* START *

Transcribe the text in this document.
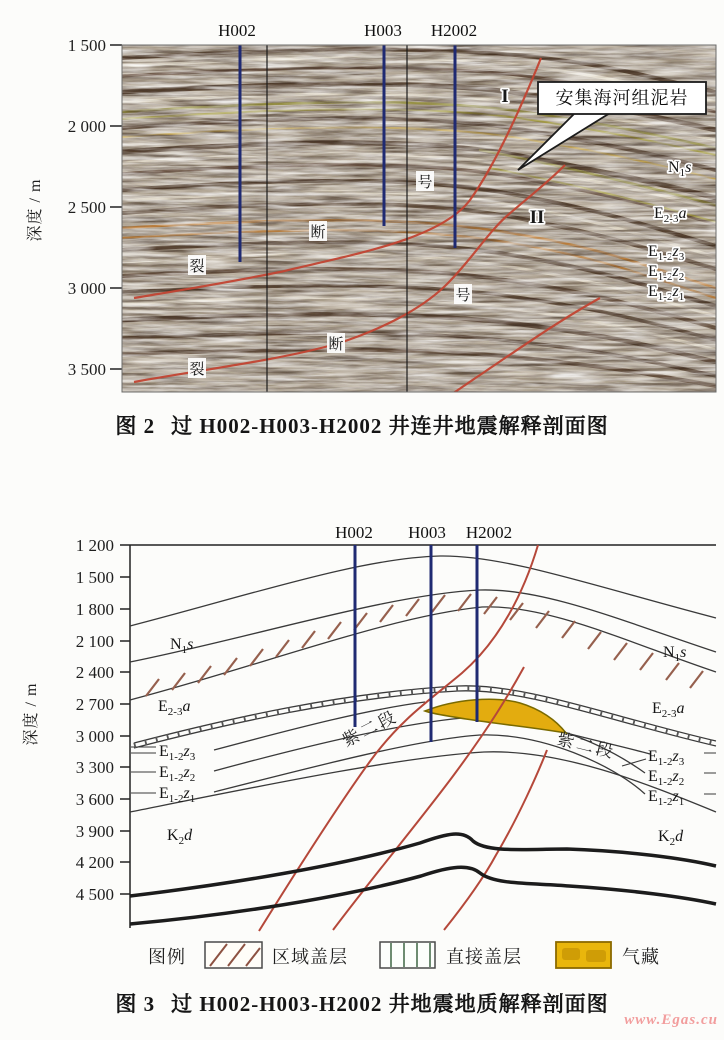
深度 / m
1 500
2 000
2 500
3 000
3 500
H002	H003 H2002
安集海河组泥岩
I
II
号
断
裂
号
断
裂
$N_1s$
$E_{2-3}a$
$E_{1-2}z_3$
$E_{1-2}z_2$
$E_{1-2}z_1$
图 2 过 H002-H003-H2002 井连井地震解释剖面图
深度 / m
1 200
1 500
1 800
2 100
2 400
2 700
3 000
3 300
3 600
3 900
4 200
4 500
H002 H003 H2002
$N_1s$
$E_{2-3}a$
$E_{1-2}z_3$
$E_{1-2}z_2$
$E_{1-2}z_1$
$K_2d$
$N_1s$
$E_{2-3}a$
$E_{1-2}z_3$
$E_{1-2}z_2$
$E_{1-2}z_1$
$K_2d$
紫二段	紫二段
图例	区域盖层	直接盖层	气藏
图 3 过 H002-H003-H2002 井地震地质解释剖面图
www.Egas.cu
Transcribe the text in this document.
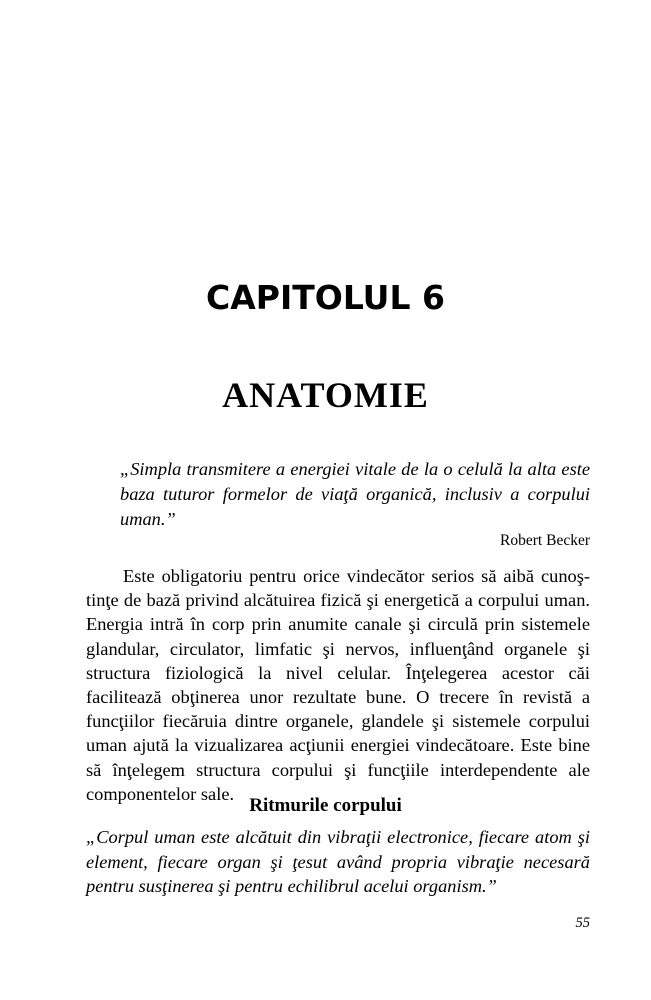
CAPITOLUL 6
ANATOMIE

„Simpla transmitere a energiei vitale de la o celulă la alta este baza tuturor formelor de viaţă organică, inclusiv a corpului uman.”

Robert Becker

Este obligatoriu pentru orice vindecător serios să aibă cunoştinţe de bază privind alcătuirea fizică şi energetică a corpului uman. Energia intră în corp prin anumite canale şi circulă prin sistemele glandular, circulator, limfatic şi nervos, influenţând organele şi structura fiziologică la nivel celular. Înţelegerea acestor căi facilitează obţinerea unor rezultate bune. O trecere în revistă a funcţiilor fiecăruia dintre organele, glandele şi sistemele corpului uman ajută la vizualizarea acţiunii energiei vindecătoare. Este bine să înţelegem structura corpului şi funcţiile interdependente ale componentelor sale.

Ritmurile corpului

„Corpul uman este alcătuit din vibraţii electronice, fiecare atom şi element, fiecare organ şi ţesut având propria vibraţie necesară pentru susţinerea şi pentru echilibrul acelui organism.”

55
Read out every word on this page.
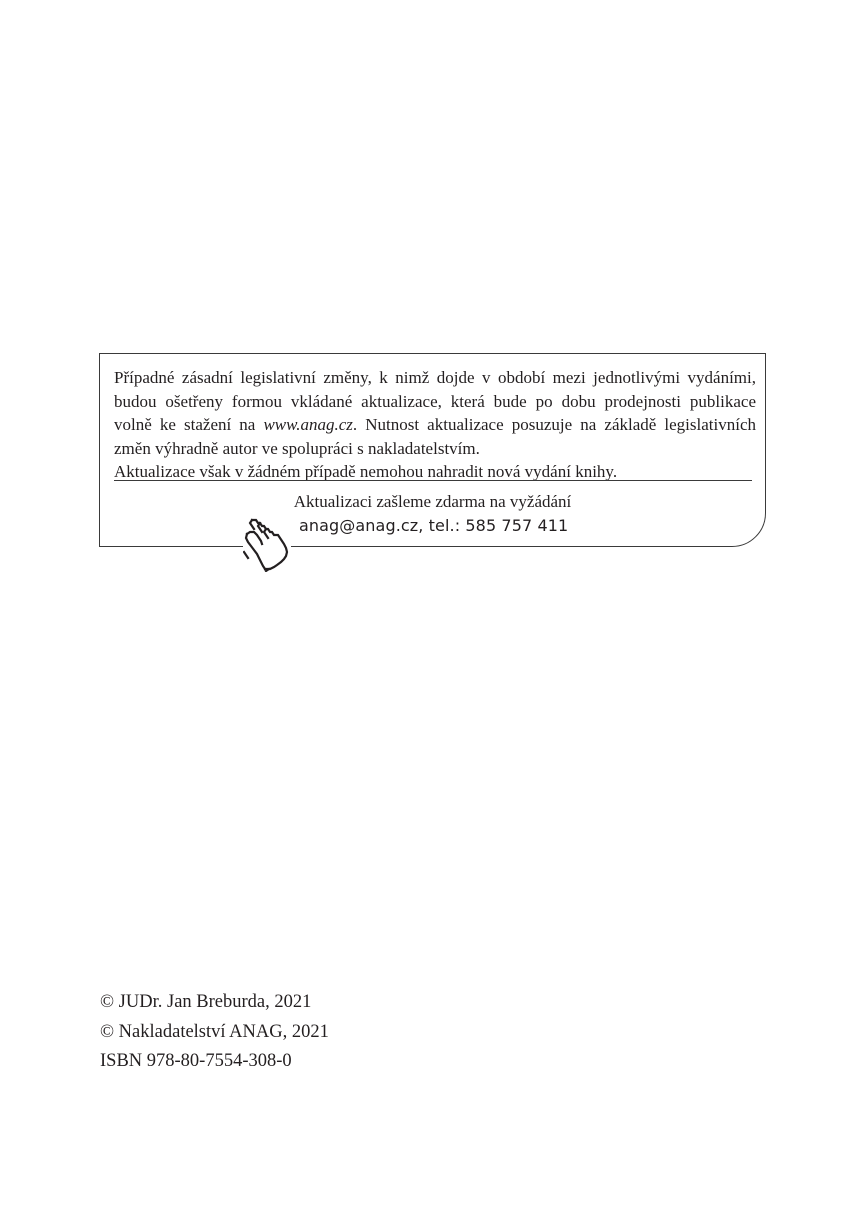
Případné zásadní legislativní změny, k nimž dojde v období mezi jednotlivými vydáními,
budou ošetřeny formou vkládané aktualizace, která bude po dobu prodejnosti publikace
volně ke stažení na www.anag.cz. Nutnost aktualizace posuzuje na základě legislativních
změn výhradně autor ve spolupráci s nakladatelstvím.
Aktualizace však v žádném případě nemohou nahradit nová vydání knihy.

Aktualizaci zašleme zdarma na vyžádání
anag@anag.cz, tel.: 585 757 411
© JUDr. Jan Breburda, 2021
© Nakladatelství ANAG, 2021
ISBN 978-80-7554-308-0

* END *

What the exercise asks: Copy every line of the records above that holds the word "pentru".

The answer:
Este obligatoriu pentru orice vindecător serios să aibă cunoştinţe de bază privind alcătuirea fizică şi energetică a corpului uman. Energia intră în corp prin anumite canale şi circulă prin sistemele glandular, circulator, limfatic şi nervos, influenţând organele şi structura fiziologică la nivel celular. Înţelegerea acestor căi facilitează obţinerea unor rezultate bune. O trecere în revistă a funcţiilor fiecăruia dintre organele, glandele şi sistemele corpului uman ajută la vizualizarea acţiunii energiei vindecătoare. Este bine să înţelegem structura corpului şi funcţiile interdependente ale componentelor sale.
„Corpul uman este alcătuit din vibraţii electronice, fiecare atom şi element, fiecare organ şi ţesut având propria vibraţie necesară pentru susţinerea şi pentru echilibrul acelui organism.”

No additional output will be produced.